_Task to complete_
Retype all of the data exactly as given.

_Records for this task_
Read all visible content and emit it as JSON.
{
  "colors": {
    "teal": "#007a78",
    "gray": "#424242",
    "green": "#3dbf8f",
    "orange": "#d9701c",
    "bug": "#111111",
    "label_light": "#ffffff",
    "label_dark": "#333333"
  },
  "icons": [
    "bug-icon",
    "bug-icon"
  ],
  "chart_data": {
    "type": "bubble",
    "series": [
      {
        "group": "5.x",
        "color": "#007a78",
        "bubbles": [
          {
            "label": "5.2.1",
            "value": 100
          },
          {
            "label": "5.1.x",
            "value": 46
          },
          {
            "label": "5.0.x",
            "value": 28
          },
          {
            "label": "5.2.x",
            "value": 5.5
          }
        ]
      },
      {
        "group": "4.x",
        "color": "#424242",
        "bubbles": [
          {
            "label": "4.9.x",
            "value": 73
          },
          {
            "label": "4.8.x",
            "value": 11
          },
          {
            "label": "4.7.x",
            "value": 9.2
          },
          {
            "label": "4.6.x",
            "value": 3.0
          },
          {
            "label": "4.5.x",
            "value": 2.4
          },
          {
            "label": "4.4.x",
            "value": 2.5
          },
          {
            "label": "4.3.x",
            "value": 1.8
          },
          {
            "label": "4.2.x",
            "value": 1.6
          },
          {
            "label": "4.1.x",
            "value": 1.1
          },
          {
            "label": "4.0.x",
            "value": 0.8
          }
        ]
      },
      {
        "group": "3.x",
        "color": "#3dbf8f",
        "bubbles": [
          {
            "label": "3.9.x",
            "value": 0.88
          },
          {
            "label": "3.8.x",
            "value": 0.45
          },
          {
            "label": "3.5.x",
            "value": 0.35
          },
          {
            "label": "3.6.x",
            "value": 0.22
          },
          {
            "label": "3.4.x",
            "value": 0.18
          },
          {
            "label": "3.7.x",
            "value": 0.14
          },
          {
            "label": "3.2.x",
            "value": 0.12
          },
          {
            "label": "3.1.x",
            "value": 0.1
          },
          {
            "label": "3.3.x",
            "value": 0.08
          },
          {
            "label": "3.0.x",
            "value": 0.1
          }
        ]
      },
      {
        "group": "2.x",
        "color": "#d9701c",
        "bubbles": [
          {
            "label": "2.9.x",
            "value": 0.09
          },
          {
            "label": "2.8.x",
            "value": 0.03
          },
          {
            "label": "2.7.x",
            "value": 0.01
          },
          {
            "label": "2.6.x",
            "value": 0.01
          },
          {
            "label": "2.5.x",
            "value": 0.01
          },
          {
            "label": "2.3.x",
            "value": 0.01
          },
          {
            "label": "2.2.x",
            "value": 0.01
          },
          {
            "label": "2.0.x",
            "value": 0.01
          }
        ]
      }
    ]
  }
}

_Written reply_
Read all visible content and emit it as JSON.
{
  "colors": {
    "teal": "#007a78",
    "gray": "#424242",
    "green": "#3dbf8f",
    "orange": "#d9701c",
    "bug": "#111111",
    "label_light": "#ffffff",
    "label_dark": "#333333"
  },
  "icons": [
    "bug-icon",
    "bug-icon"
  ],
  "chart_data": {
    "type": "bubble",
    "series": [
      {
        "group": "5.x",
        "color": "#007a78",
        "bubbles": [
          {
            "label": "5.2.1",
            "value": 100
          },
          {
            "label": "5.1.x",
            "value": 46
          },
          {
            "label": "5.0.x",
            "value": 28
          },
          {
            "label": "5.2.x",
            "value": 5.5
          }
        ]
      },
      {
        "group": "4.x",
        "color": "#424242",
        "bubbles": [
          {
            "label": "4.9.x",
            "value": 73
          },
          {
            "label": "4.8.x",
            "value": 11
          },
          {
            "label": "4.7.x",
            "value": 9.2
          },
          {
            "label": "4.6.x",
            "value": 3.0
          },
          {
            "label": "4.5.x",
            "value": 2.4
          },
          {
            "label": "4.4.x",
            "value": 2.5
          },
          {
            "label": "4.3.x",
            "value": 1.8
          },
          {
            "label": "4.2.x",
            "value": 1.6
          },
          {
            "label": "4.1.x",
            "value": 1.1
          },
          {
            "label": "4.0.x",
            "value": 0.8
          }
        ]
      },
      {
        "group": "3.x",
        "color": "#3dbf8f",
        "bubbles": [
          {
            "label": "3.9.x",
            "value": 0.88
          },
          {
            "label": "3.8.x",
            "value": 0.45
          },
          {
            "label": "3.5.x",
            "value": 0.35
          },
          {
            "label": "3.6.x",
            "value": 0.22
          },
          {
            "label": "3.4.x",
            "value": 0.18
          },
          {
            "label": "3.7.x",
            "value": 0.14
          },
          {
            "label": "3.2.x",
            "value": 0.12
          },
          {
            "label": "3.1.x",
            "value": 0.1
          },
          {
            "label": "3.3.x",
            "value": 0.08
          },
          {
            "label": "3.0.x",
            "value": 0.1
          }
        ]
      },
      {
        "group": "2.x",
        "color": "#d9701c",
        "bubbles": [
          {
            "label": "2.9.x",
            "value": 0.09
          },
          {
            "label": "2.8.x",
            "value": 0.03
          },
          {
            "label": "2.7.x",
            "value": 0.01
          },
          {
            "label": "2.6.x",
            "value": 0.01
          },
          {
            "label": "2.5.x",
            "value": 0.01
          },
          {
            "label": "2.3.x",
            "value": 0.01
          },
          {
            "label": "2.2.x",
            "value": 0.01
          },
          {
            "label": "2.0.x",
            "value": 0.01
          }
        ]
      }
    ]
  }
}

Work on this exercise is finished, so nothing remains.